TASK DESCRIPTION: Restate the full set of records exactly, without adding or dropping a word.
[START TASK DATA]
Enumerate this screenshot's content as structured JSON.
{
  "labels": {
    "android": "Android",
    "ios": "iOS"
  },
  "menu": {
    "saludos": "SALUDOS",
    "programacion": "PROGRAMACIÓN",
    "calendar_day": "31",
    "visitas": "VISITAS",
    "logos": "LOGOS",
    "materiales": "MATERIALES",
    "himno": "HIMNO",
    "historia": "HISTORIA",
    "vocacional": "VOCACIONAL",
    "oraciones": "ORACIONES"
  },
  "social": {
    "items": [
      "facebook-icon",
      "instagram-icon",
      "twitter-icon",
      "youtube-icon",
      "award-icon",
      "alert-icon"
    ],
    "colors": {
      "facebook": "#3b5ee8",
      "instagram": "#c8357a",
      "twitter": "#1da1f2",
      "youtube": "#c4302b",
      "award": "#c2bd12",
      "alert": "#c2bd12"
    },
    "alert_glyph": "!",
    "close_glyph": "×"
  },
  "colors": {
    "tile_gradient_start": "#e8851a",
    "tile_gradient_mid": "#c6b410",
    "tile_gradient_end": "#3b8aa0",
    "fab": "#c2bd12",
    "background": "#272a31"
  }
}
[END TASK DATA]
THE RESPONSE:
Enumerate this screenshot's content as structured JSON.
{
  "labels": {
    "android": "Android",
    "ios": "iOS"
  },
  "menu": {
    "saludos": "SALUDOS",
    "programacion": "PROGRAMACIÓN",
    "calendar_day": "31",
    "visitas": "VISITAS",
    "logos": "LOGOS",
    "materiales": "MATERIALES",
    "himno": "HIMNO",
    "historia": "HISTORIA",
    "vocacional": "VOCACIONAL",
    "oraciones": "ORACIONES"
  },
  "social": {
    "items": [
      "facebook-icon",
      "instagram-icon",
      "twitter-icon",
      "youtube-icon",
      "award-icon",
      "alert-icon"
    ],
    "colors": {
      "facebook": "#3b5ee8",
      "instagram": "#c8357a",
      "twitter": "#1da1f2",
      "youtube": "#c4302b",
      "award": "#c2bd12",
      "alert": "#c2bd12"
    },
    "alert_glyph": "!",
    "close_glyph": "×"
  },
  "colors": {
    "tile_gradient_start": "#e8851a",
    "tile_gradient_mid": "#c6b410",
    "tile_gradient_end": "#3b8aa0",
    "fab": "#c2bd12",
    "background": "#272a31"
  }
}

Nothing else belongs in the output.